### Aim
Quote the entries word for word. Omit the pictures.

(Figure content listings)
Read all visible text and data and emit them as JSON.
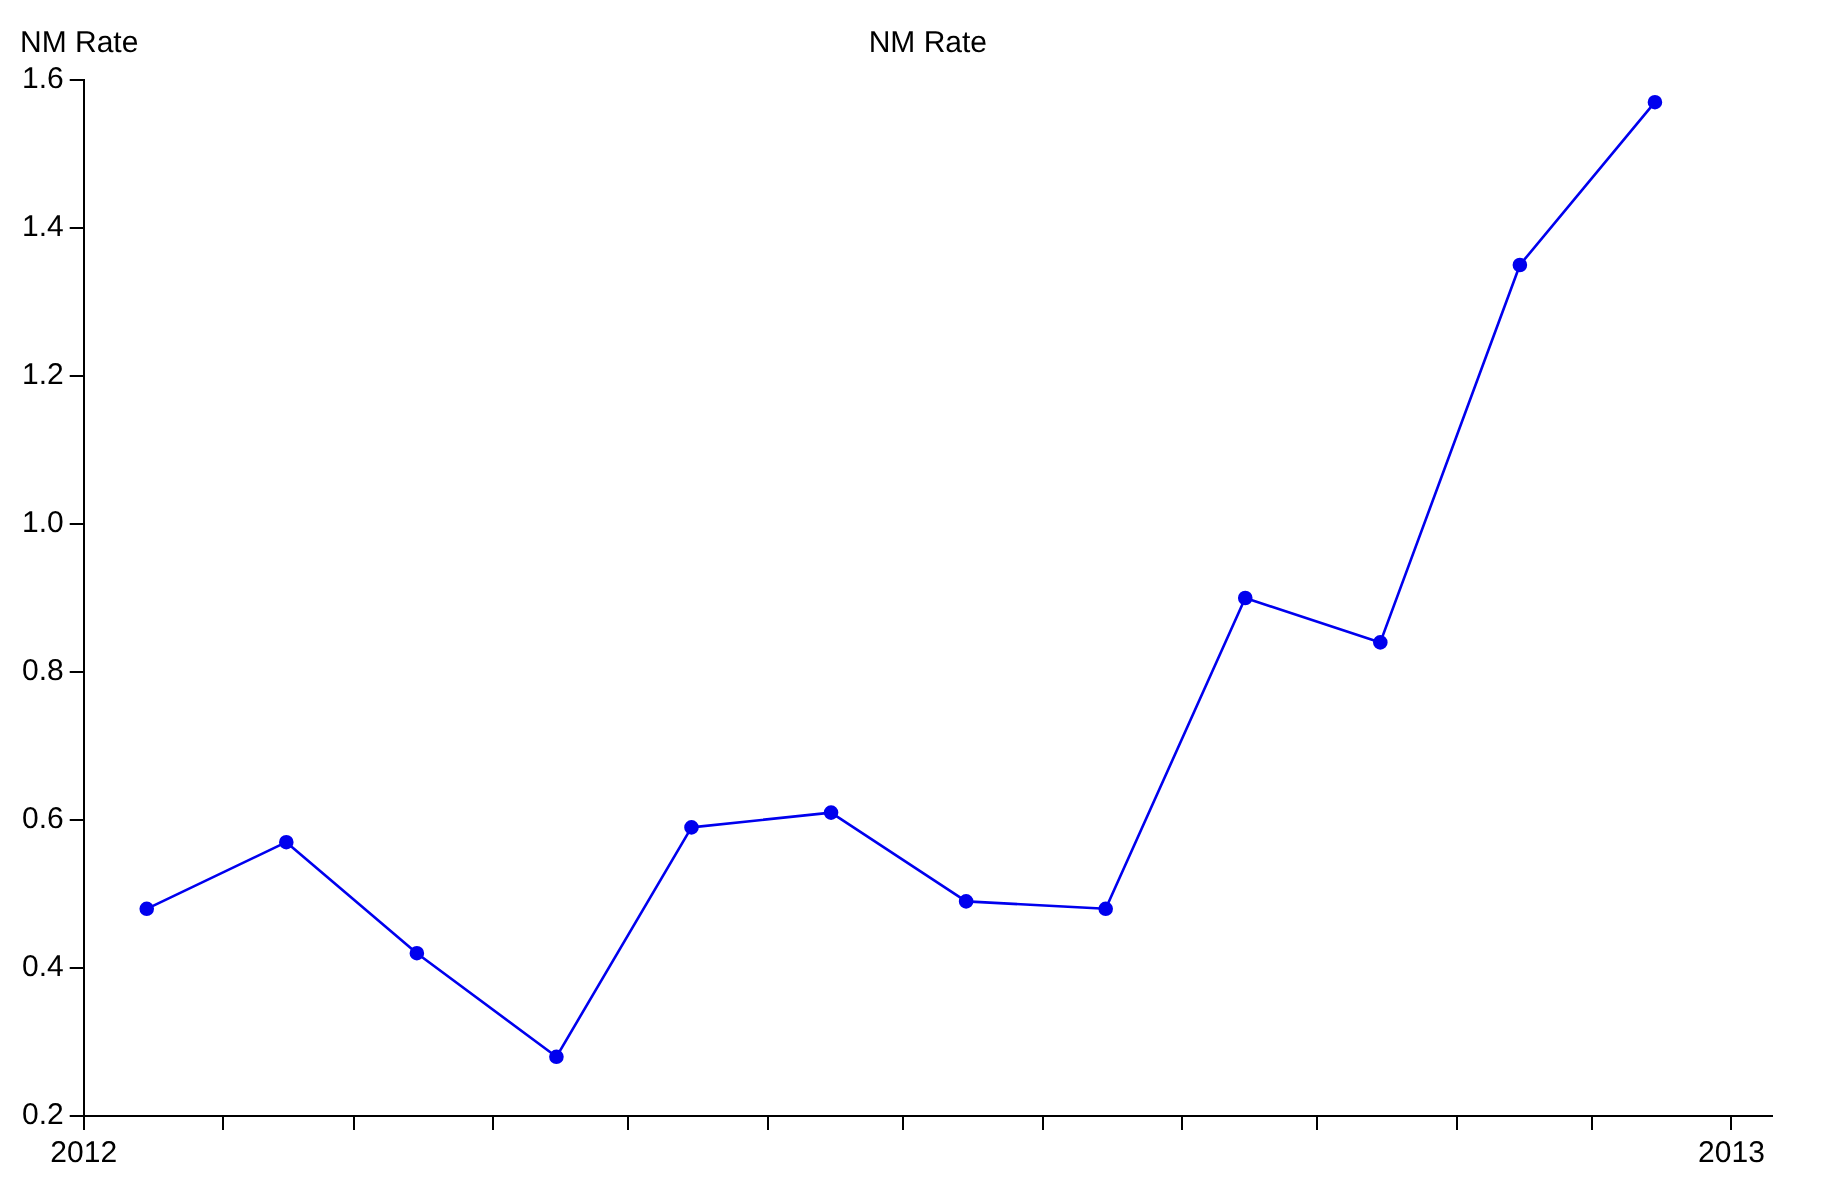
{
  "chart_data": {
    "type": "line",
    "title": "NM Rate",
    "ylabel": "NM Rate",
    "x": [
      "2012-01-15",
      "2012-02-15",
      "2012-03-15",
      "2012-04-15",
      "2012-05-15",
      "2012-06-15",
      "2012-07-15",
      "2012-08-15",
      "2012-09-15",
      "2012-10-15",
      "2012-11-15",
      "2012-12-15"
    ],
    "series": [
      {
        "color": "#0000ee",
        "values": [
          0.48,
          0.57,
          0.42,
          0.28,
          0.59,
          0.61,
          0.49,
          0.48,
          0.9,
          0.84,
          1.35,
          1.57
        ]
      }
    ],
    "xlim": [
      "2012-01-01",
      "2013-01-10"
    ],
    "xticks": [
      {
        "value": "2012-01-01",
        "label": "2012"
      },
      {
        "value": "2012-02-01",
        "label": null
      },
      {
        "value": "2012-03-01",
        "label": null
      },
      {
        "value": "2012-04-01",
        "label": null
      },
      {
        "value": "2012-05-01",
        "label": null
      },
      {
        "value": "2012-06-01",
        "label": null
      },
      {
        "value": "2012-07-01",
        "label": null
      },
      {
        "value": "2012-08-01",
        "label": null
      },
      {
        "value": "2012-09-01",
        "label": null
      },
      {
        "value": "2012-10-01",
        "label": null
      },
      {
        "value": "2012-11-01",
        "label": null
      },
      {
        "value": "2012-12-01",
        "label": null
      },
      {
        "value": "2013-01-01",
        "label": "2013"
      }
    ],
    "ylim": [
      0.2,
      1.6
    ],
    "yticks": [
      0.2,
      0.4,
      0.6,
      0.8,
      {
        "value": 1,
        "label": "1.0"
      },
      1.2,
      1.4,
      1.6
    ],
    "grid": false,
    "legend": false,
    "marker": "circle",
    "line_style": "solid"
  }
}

### Full output
Read all visible text and data and emit them as JSON.
{
  "chart_data": {
    "type": "line",
    "title": "NM Rate",
    "ylabel": "NM Rate",
    "x": [
      "2012-01-15",
      "2012-02-15",
      "2012-03-15",
      "2012-04-15",
      "2012-05-15",
      "2012-06-15",
      "2012-07-15",
      "2012-08-15",
      "2012-09-15",
      "2012-10-15",
      "2012-11-15",
      "2012-12-15"
    ],
    "series": [
      {
        "color": "#0000ee",
        "values": [
          0.48,
          0.57,
          0.42,
          0.28,
          0.59,
          0.61,
          0.49,
          0.48,
          0.9,
          0.84,
          1.35,
          1.57
        ]
      }
    ],
    "xlim": [
      "2012-01-01",
      "2013-01-10"
    ],
    "xticks": [
      {
        "value": "2012-01-01",
        "label": "2012"
      },
      {
        "value": "2012-02-01",
        "label": null
      },
      {
        "value": "2012-03-01",
        "label": null
      },
      {
        "value": "2012-04-01",
        "label": null
      },
      {
        "value": "2012-05-01",
        "label": null
      },
      {
        "value": "2012-06-01",
        "label": null
      },
      {
        "value": "2012-07-01",
        "label": null
      },
      {
        "value": "2012-08-01",
        "label": null
      },
      {
        "value": "2012-09-01",
        "label": null
      },
      {
        "value": "2012-10-01",
        "label": null
      },
      {
        "value": "2012-11-01",
        "label": null
      },
      {
        "value": "2012-12-01",
        "label": null
      },
      {
        "value": "2013-01-01",
        "label": "2013"
      }
    ],
    "ylim": [
      0.2,
      1.6
    ],
    "yticks": [
      0.2,
      0.4,
      0.6,
      0.8,
      {
        "value": 1,
        "label": "1.0"
      },
      1.2,
      1.4,
      1.6
    ],
    "grid": false,
    "legend": false,
    "marker": "circle",
    "line_style": "solid"
  }
}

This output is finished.